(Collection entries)
§

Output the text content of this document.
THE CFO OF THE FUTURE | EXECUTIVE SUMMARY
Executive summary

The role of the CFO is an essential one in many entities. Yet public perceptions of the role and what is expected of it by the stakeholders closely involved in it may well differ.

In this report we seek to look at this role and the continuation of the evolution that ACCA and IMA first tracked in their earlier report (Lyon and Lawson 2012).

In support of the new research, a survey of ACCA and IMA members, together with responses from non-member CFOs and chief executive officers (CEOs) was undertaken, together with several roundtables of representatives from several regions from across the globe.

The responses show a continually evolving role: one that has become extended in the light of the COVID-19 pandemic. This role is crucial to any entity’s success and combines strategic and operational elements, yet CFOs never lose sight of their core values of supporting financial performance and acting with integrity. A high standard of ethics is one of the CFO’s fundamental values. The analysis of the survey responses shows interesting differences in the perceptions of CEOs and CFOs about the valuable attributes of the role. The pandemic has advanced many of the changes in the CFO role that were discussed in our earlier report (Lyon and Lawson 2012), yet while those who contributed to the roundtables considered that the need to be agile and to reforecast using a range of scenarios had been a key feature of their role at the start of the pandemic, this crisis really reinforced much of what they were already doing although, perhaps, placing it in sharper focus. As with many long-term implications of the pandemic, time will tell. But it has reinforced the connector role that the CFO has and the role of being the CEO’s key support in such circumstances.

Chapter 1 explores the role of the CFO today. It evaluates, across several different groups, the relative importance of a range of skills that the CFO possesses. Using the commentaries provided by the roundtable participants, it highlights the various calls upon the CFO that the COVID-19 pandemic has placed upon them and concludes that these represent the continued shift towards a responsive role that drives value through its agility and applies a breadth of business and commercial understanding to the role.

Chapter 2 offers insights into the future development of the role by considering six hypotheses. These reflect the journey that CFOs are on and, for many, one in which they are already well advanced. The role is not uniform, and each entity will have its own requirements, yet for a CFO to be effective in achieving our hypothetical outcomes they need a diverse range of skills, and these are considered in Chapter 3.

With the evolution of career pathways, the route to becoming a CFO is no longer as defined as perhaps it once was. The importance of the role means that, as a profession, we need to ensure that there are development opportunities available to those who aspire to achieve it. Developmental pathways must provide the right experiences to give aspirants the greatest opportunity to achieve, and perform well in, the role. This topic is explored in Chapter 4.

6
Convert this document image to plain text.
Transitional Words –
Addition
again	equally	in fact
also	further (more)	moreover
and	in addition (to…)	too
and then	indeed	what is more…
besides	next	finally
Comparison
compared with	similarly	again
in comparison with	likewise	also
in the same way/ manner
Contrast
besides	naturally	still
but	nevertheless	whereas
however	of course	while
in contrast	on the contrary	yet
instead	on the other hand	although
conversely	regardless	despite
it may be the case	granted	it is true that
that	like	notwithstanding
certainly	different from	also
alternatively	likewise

§

=== WHAT IS REQUIRED ===
Copy out each line exactly as written.

=== COMPLETED EXERCISE ===
Output the text content of this document.
THE CFO OF THE FUTURE | EXECUTIVE SUMMARY
Executive summary

The role of the CFO is an essential one in many entities. Yet public perceptions of the role and what is expected of it by the stakeholders closely involved in it may well differ.

In this report we seek to look at this role and the continuation of the evolution that ACCA and IMA first tracked in their earlier report (Lyon and Lawson 2012).

In support of the new research, a survey of ACCA and IMA members, together with responses from non-member CFOs and chief executive officers (CEOs) was undertaken, together with several roundtables of representatives from several regions from across the globe.

The responses show a continually evolving role: one that has become extended in the light of the COVID-19 pandemic. This role is crucial to any entity’s success and combines strategic and operational elements, yet CFOs never lose sight of their core values of supporting financial performance and acting with integrity. A high standard of ethics is one of the CFO’s fundamental values. The analysis of the survey responses shows interesting differences in the perceptions of CEOs and CFOs about the valuable attributes of the role. The pandemic has advanced many of the changes in the CFO role that were discussed in our earlier report (Lyon and Lawson 2012), yet while those who contributed to the roundtables considered that the need to be agile and to reforecast using a range of scenarios had been a key feature of their role at the start of the pandemic, this crisis really reinforced much of what they were already doing although, perhaps, placing it in sharper focus. As with many long-term implications of the pandemic, time will tell. But it has reinforced the connector role that the CFO has and the role of being the CEO’s key support in such circumstances.

Chapter 1 explores the role of the CFO today. It evaluates, across several different groups, the relative importance of a range of skills that the CFO possesses. Using the commentaries provided by the roundtable participants, it highlights the various calls upon the CFO that the COVID-19 pandemic has placed upon them and concludes that these represent the continued shift towards a responsive role that drives value through its agility and applies a breadth of business and commercial understanding to the role.

Chapter 2 offers insights into the future development of the role by considering six hypotheses. These reflect the journey that CFOs are on and, for many, one in which they are already well advanced. The role is not uniform, and each entity will have its own requirements, yet for a CFO to be effective in achieving our hypothetical outcomes they need a diverse range of skills, and these are considered in Chapter 3.

With the evolution of career pathways, the route to becoming a CFO is no longer as defined as perhaps it once was. The importance of the role means that, as a profession, we need to ensure that there are development opportunities available to those who aspire to achieve it. Developmental pathways must provide the right experiences to give aspirants the greatest opportunity to achieve, and perform well in, the role. This topic is explored in Chapter 4.

6
Convert this document image to plain text.
Transitional Words –
Addition
again	equally	in fact
also	further (more)	moreover
and	in addition (to…)	too
and then	indeed	what is more…
besides	next	finally
Comparison
compared with	similarly	again
in comparison with	likewise	also
in the same way/ manner
Contrast
besides	naturally	still
but	nevertheless	whereas
however	of course	while
in contrast	on the contrary	yet
instead	on the other hand	although
conversely	regardless	despite
it may be the case	granted	it is true that
that	like	notwithstanding
certainly	different from	also
alternatively	likewise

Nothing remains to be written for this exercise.